# [Objective]
With the pictures omitted, write out the entries that follow exactly as they stand.

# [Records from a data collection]

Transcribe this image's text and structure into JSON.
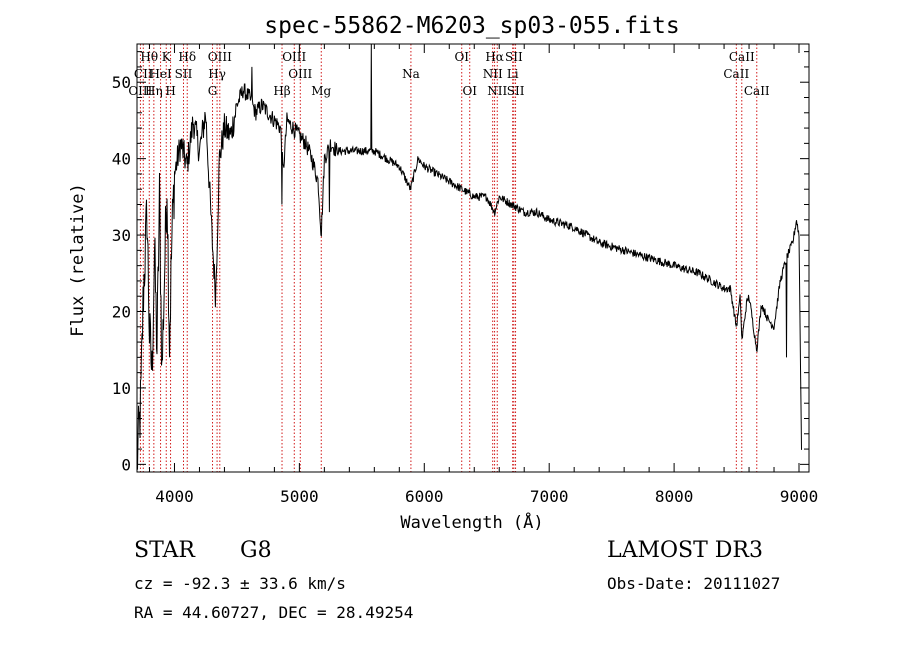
{
  "chart_data": {
    "type": "line",
    "title": "spec-55862-M6203_sp03-055.fits",
    "xlabel": "Wavelength (Å)",
    "ylabel": "Flux (relative)",
    "xlim": [
      3700,
      9080
    ],
    "ylim": [
      -1,
      55
    ],
    "x_ticks": [
      4000,
      5000,
      6000,
      7000,
      8000,
      9000
    ],
    "x_tick_labels": [
      "4000",
      "5000",
      "6000",
      "7000",
      "8000",
      "9000"
    ],
    "y_ticks": [
      0,
      10,
      20,
      30,
      40,
      50
    ],
    "y_tick_labels": [
      "0",
      "10",
      "20",
      "30",
      "40",
      "50"
    ],
    "spectrum_anchors": [
      [
        3700,
        0
      ],
      [
        3730,
        8
      ],
      [
        3750,
        22
      ],
      [
        3780,
        33
      ],
      [
        3800,
        17
      ],
      [
        3820,
        12
      ],
      [
        3840,
        28
      ],
      [
        3860,
        15
      ],
      [
        3880,
        35
      ],
      [
        3900,
        12
      ],
      [
        3920,
        25
      ],
      [
        3940,
        37
      ],
      [
        3960,
        16
      ],
      [
        3980,
        30
      ],
      [
        4000,
        38
      ],
      [
        4050,
        42
      ],
      [
        4100,
        39
      ],
      [
        4150,
        45
      ],
      [
        4200,
        41
      ],
      [
        4250,
        46
      ],
      [
        4300,
        30
      ],
      [
        4330,
        22
      ],
      [
        4360,
        40
      ],
      [
        4400,
        44
      ],
      [
        4450,
        43
      ],
      [
        4500,
        47
      ],
      [
        4550,
        49
      ],
      [
        4600,
        48
      ],
      [
        4650,
        46
      ],
      [
        4700,
        47
      ],
      [
        4750,
        46
      ],
      [
        4800,
        45
      ],
      [
        4850,
        44
      ],
      [
        4870,
        38
      ],
      [
        4900,
        45
      ],
      [
        4950,
        44
      ],
      [
        5000,
        43
      ],
      [
        5050,
        42
      ],
      [
        5100,
        40
      ],
      [
        5150,
        37
      ],
      [
        5175,
        30
      ],
      [
        5200,
        40
      ],
      [
        5250,
        42
      ],
      [
        5300,
        41
      ],
      [
        5400,
        41
      ],
      [
        5500,
        41
      ],
      [
        5600,
        41
      ],
      [
        5700,
        40
      ],
      [
        5800,
        39
      ],
      [
        5890,
        36
      ],
      [
        5950,
        40
      ],
      [
        6000,
        39
      ],
      [
        6100,
        38
      ],
      [
        6200,
        37
      ],
      [
        6300,
        36
      ],
      [
        6400,
        35
      ],
      [
        6500,
        35
      ],
      [
        6563,
        33
      ],
      [
        6600,
        35
      ],
      [
        6700,
        34
      ],
      [
        6800,
        33
      ],
      [
        6900,
        33
      ],
      [
        7000,
        32
      ],
      [
        7200,
        31
      ],
      [
        7400,
        29
      ],
      [
        7600,
        28
      ],
      [
        7800,
        27
      ],
      [
        8000,
        26
      ],
      [
        8200,
        25
      ],
      [
        8300,
        24
      ],
      [
        8400,
        23
      ],
      [
        8450,
        23
      ],
      [
        8498,
        18
      ],
      [
        8530,
        22
      ],
      [
        8542,
        16
      ],
      [
        8580,
        21
      ],
      [
        8600,
        22
      ],
      [
        8662,
        15
      ],
      [
        8700,
        21
      ],
      [
        8750,
        19
      ],
      [
        8800,
        18
      ],
      [
        8850,
        24
      ],
      [
        8900,
        27
      ],
      [
        8950,
        29
      ],
      [
        8980,
        32
      ],
      [
        9000,
        30
      ],
      [
        9020,
        2
      ]
    ],
    "spectrum_spikes": [
      [
        3790,
        44
      ],
      [
        3890,
        40
      ],
      [
        3970,
        10
      ],
      [
        4490,
        52
      ],
      [
        4570,
        53
      ],
      [
        4620,
        52
      ],
      [
        5577,
        55
      ],
      [
        5240,
        33
      ],
      [
        4860,
        34
      ],
      [
        8900,
        14
      ],
      [
        8750,
        13
      ]
    ],
    "emission_lines": [
      {
        "name": "Hθ",
        "wavelength": 3798,
        "label_row": 0
      },
      {
        "name": "CII",
        "wavelength": 3750,
        "label_row": 1
      },
      {
        "name": "OIII",
        "wavelength": 3727,
        "label_row": 2
      },
      {
        "name": "Hη",
        "wavelength": 3835,
        "label_row": 2
      },
      {
        "name": "K",
        "wavelength": 3934,
        "label_row": 0
      },
      {
        "name": "HeI",
        "wavelength": 3889,
        "label_row": 1
      },
      {
        "name": "SII",
        "wavelength": 4072,
        "label_row": 1
      },
      {
        "name": "H",
        "wavelength": 3969,
        "label_row": 2
      },
      {
        "name": "Hδ",
        "wavelength": 4102,
        "label_row": 0
      },
      {
        "name": "OIII",
        "wavelength": 4363,
        "label_row": 0
      },
      {
        "name": "Hγ",
        "wavelength": 4341,
        "label_row": 1
      },
      {
        "name": "G",
        "wavelength": 4305,
        "label_row": 2
      },
      {
        "name": "OIII",
        "wavelength": 4959,
        "label_row": 0
      },
      {
        "name": "OIII",
        "wavelength": 5007,
        "label_row": 1
      },
      {
        "name": "Hβ",
        "wavelength": 4861,
        "label_row": 2
      },
      {
        "name": "Mg",
        "wavelength": 5175,
        "label_row": 2
      },
      {
        "name": "Na",
        "wavelength": 5893,
        "label_row": 1
      },
      {
        "name": "OI",
        "wavelength": 6300,
        "label_row": 0
      },
      {
        "name": "OI",
        "wavelength": 6364,
        "label_row": 2
      },
      {
        "name": "Hα",
        "wavelength": 6563,
        "label_row": 0
      },
      {
        "name": "NII",
        "wavelength": 6548,
        "label_row": 1
      },
      {
        "name": "NII",
        "wavelength": 6584,
        "label_row": 2
      },
      {
        "name": "SII",
        "wavelength": 6717,
        "label_row": 0
      },
      {
        "name": "Li",
        "wavelength": 6708,
        "label_row": 1
      },
      {
        "name": "SII",
        "wavelength": 6731,
        "label_row": 2
      },
      {
        "name": "CaII",
        "wavelength": 8542,
        "label_row": 0
      },
      {
        "name": "CaII",
        "wavelength": 8498,
        "label_row": 1
      },
      {
        "name": "CaII",
        "wavelength": 8662,
        "label_row": 2
      }
    ],
    "line_color": "#000000",
    "marker_color": "#cc0000"
  },
  "info": {
    "class": "STAR",
    "subclass": "G8",
    "survey": "LAMOST DR3",
    "redshift": "cz = -92.3 ± 33.6 km/s",
    "obs_date": "Obs-Date: 20111027",
    "coords": "RA =  44.60727, DEC =  28.49254"
  }
}
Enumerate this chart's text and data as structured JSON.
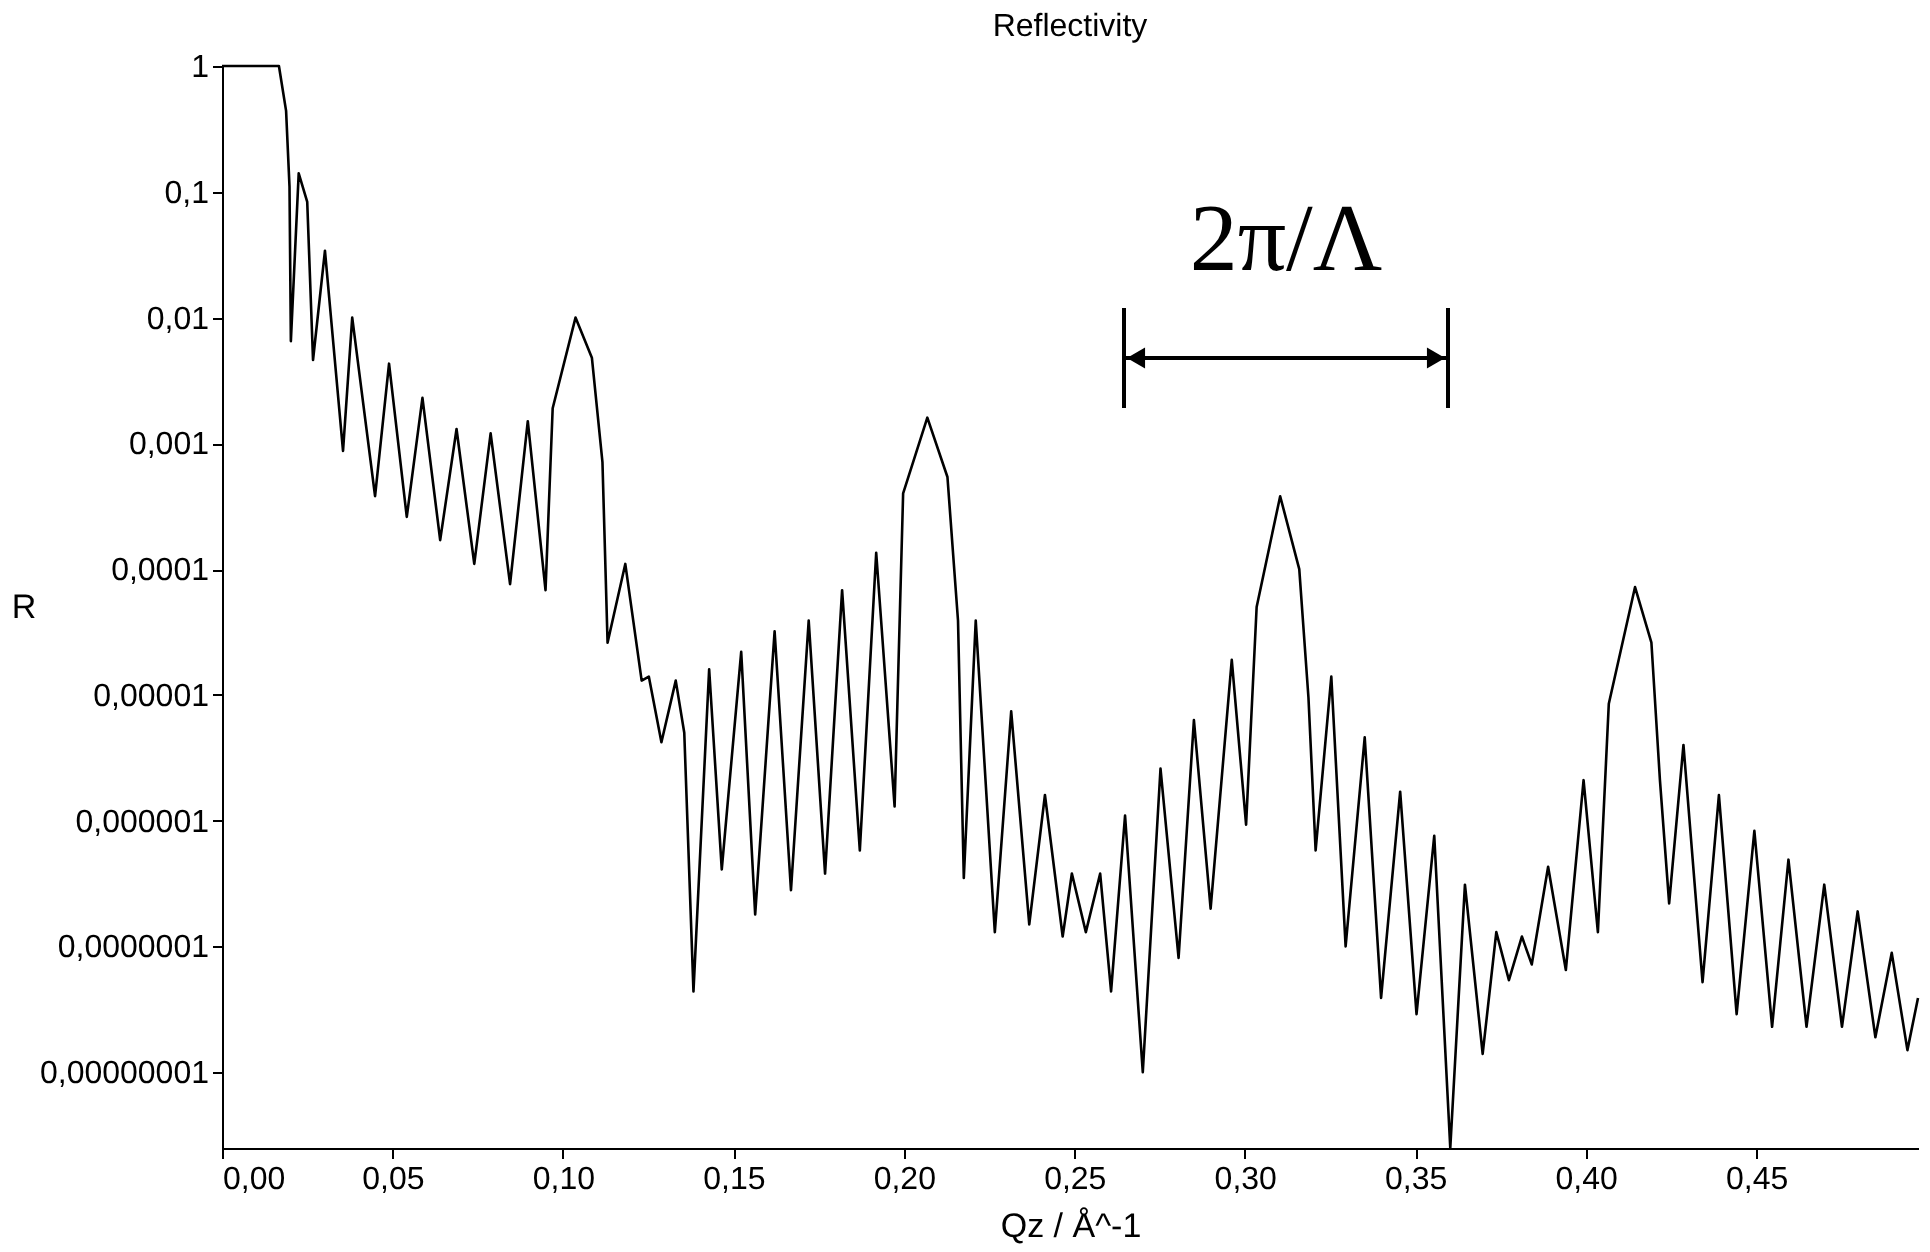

# [Worked solution]
Transcribe this image's text and structure into JSON.
{
  "chart_data": {
    "type": "line",
    "title": "spec-55862-M6203_sp03-055.fits",
    "xlabel": "Wavelength (Å)",
    "ylabel": "Flux (relative)",
    "xlim": [
      3700,
      9080
    ],
    "ylim": [
      -1,
      55
    ],
    "x_ticks": [
      4000,
      5000,
      6000,
      7000,
      8000,
      9000
    ],
    "x_tick_labels": [
      "4000",
      "5000",
      "6000",
      "7000",
      "8000",
      "9000"
    ],
    "y_ticks": [
      0,
      10,
      20,
      30,
      40,
      50
    ],
    "y_tick_labels": [
      "0",
      "10",
      "20",
      "30",
      "40",
      "50"
    ],
    "spectrum_anchors": [
      [
        3700,
        0
      ],
      [
        3730,
        8
      ],
      [
        3750,
        22
      ],
      [
        3780,
        33
      ],
      [
        3800,
        17
      ],
      [
        3820,
        12
      ],
      [
        3840,
        28
      ],
      [
        3860,
        15
      ],
      [
        3880,
        35
      ],
      [
        3900,
        12
      ],
      [
        3920,
        25
      ],
      [
        3940,
        37
      ],
      [
        3960,
        16
      ],
      [
        3980,
        30
      ],
      [
        4000,
        38
      ],
      [
        4050,
        42
      ],
      [
        4100,
        39
      ],
      [
        4150,
        45
      ],
      [
        4200,
        41
      ],
      [
        4250,
        46
      ],
      [
        4300,
        30
      ],
      [
        4330,
        22
      ],
      [
        4360,
        40
      ],
      [
        4400,
        44
      ],
      [
        4450,
        43
      ],
      [
        4500,
        47
      ],
      [
        4550,
        49
      ],
      [
        4600,
        48
      ],
      [
        4650,
        46
      ],
      [
        4700,
        47
      ],
      [
        4750,
        46
      ],
      [
        4800,
        45
      ],
      [
        4850,
        44
      ],
      [
        4870,
        38
      ],
      [
        4900,
        45
      ],
      [
        4950,
        44
      ],
      [
        5000,
        43
      ],
      [
        5050,
        42
      ],
      [
        5100,
        40
      ],
      [
        5150,
        37
      ],
      [
        5175,
        30
      ],
      [
        5200,
        40
      ],
      [
        5250,
        42
      ],
      [
        5300,
        41
      ],
      [
        5400,
        41
      ],
      [
        5500,
        41
      ],
      [
        5600,
        41
      ],
      [
        5700,
        40
      ],
      [
        5800,
        39
      ],
      [
        5890,
        36
      ],
      [
        5950,
        40
      ],
      [
        6000,
        39
      ],
      [
        6100,
        38
      ],
      [
        6200,
        37
      ],
      [
        6300,
        36
      ],
      [
        6400,
        35
      ],
      [
        6500,
        35
      ],
      [
        6563,
        33
      ],
      [
        6600,
        35
      ],
      [
        6700,
        34
      ],
      [
        6800,
        33
      ],
      [
        6900,
        33
      ],
      [
        7000,
        32
      ],
      [
        7200,
        31
      ],
      [
        7400,
        29
      ],
      [
        7600,
        28
      ],
      [
        7800,
        27
      ],
      [
        8000,
        26
      ],
      [
        8200,
        25
      ],
      [
        8300,
        24
      ],
      [
        8400,
        23
      ],
      [
        8450,
        23
      ],
      [
        8498,
        18
      ],
      [
        8530,
        22
      ],
      [
        8542,
        16
      ],
      [
        8580,
        21
      ],
      [
        8600,
        22
      ],
      [
        8662,
        15
      ],
      [
        8700,
        21
      ],
      [
        8750,
        19
      ],
      [
        8800,
        18
      ],
      [
        8850,
        24
      ],
      [
        8900,
        27
      ],
      [
        8950,
        29
      ],
      [
        8980,
        32
      ],
      [
        9000,
        30
      ],
      [
        9020,
        2
      ]
    ],
    "spectrum_spikes": [
      [
        3790,
        44
      ],
      [
        3890,
        40
      ],
      [
        3970,
        10
      ],
      [
        4490,
        52
      ],
      [
        4570,
        53
      ],
      [
        4620,
        52
      ],
      [
        5577,
        55
      ],
      [
        5240,
        33
      ],
      [
        4860,
        34
      ],
      [
        8900,
        14
      ],
      [
        8750,
        13
      ]
    ],
    "emission_lines": [
      {
        "name": "Hθ",
        "wavelength": 3798,
        "label_row": 0
      },
      {
        "name": "CII",
        "wavelength": 3750,
        "label_row": 1
      },
      {
        "name": "OIII",
        "wavelength": 3727,
        "label_row": 2
      },
      {
        "name": "Hη",
        "wavelength": 3835,
        "label_row": 2
      },
      {
        "name": "K",
        "wavelength": 3934,
        "label_row": 0
      },
      {
        "name": "HeI",
        "wavelength": 3889,
        "label_row": 1
      },
      {
        "name": "SII",
        "wavelength": 4072,
        "label_row": 1
      },
      {
        "name": "H",
        "wavelength": 3969,
        "label_row": 2
      },
      {
        "name": "Hδ",
        "wavelength": 4102,
        "label_row": 0
      },
      {
        "name": "OIII",
        "wavelength": 4363,
        "label_row": 0
      },
      {
        "name": "Hγ",
        "wavelength": 4341,
        "label_row": 1
      },
      {
        "name": "G",
        "wavelength": 4305,
        "label_row": 2
      },
      {
        "name": "OIII",
        "wavelength": 4959,
        "label_row": 0
      },
      {
        "name": "OIII",
        "wavelength": 5007,
        "label_row": 1
      },
      {
        "name": "Hβ",
        "wavelength": 4861,
        "label_row": 2
      },
      {
        "name": "Mg",
        "wavelength": 5175,
        "label_row": 2
      },
      {
        "name": "Na",
        "wavelength": 5893,
        "label_row": 1
      },
      {
        "name": "OI",
        "wavelength": 6300,
        "label_row": 0
      },
      {
        "name": "OI",
        "wavelength": 6364,
        "label_row": 2
      },
      {
        "name": "Hα",
        "wavelength": 6563,
        "label_row": 0
      },
      {
        "name": "NII",
        "wavelength": 6548,
        "label_row": 1
      },
      {
        "name": "NII",
        "wavelength": 6584,
        "label_row": 2
      },
      {
        "name": "SII",
        "wavelength": 6717,
        "label_row": 0
      },
      {
        "name": "Li",
        "wavelength": 6708,
        "label_row": 1
      },
      {
        "name": "SII",
        "wavelength": 6731,
        "label_row": 2
      },
      {
        "name": "CaII",
        "wavelength": 8542,
        "label_row": 0
      },
      {
        "name": "CaII",
        "wavelength": 8498,
        "label_row": 1
      },
      {
        "name": "CaII",
        "wavelength": 8662,
        "label_row": 2
      }
    ],
    "line_color": "#000000",
    "marker_color": "#cc0000"
  },
  "info": {
    "class": "STAR",
    "subclass": "G8",
    "survey": "LAMOST DR3",
    "redshift": "cz = -92.3 ± 33.6 km/s",
    "obs_date": "Obs-Date: 20111027",
    "coords": "RA =  44.60727, DEC =  28.49254"
  }
}
Enumerate this chart's text and data as structured JSON.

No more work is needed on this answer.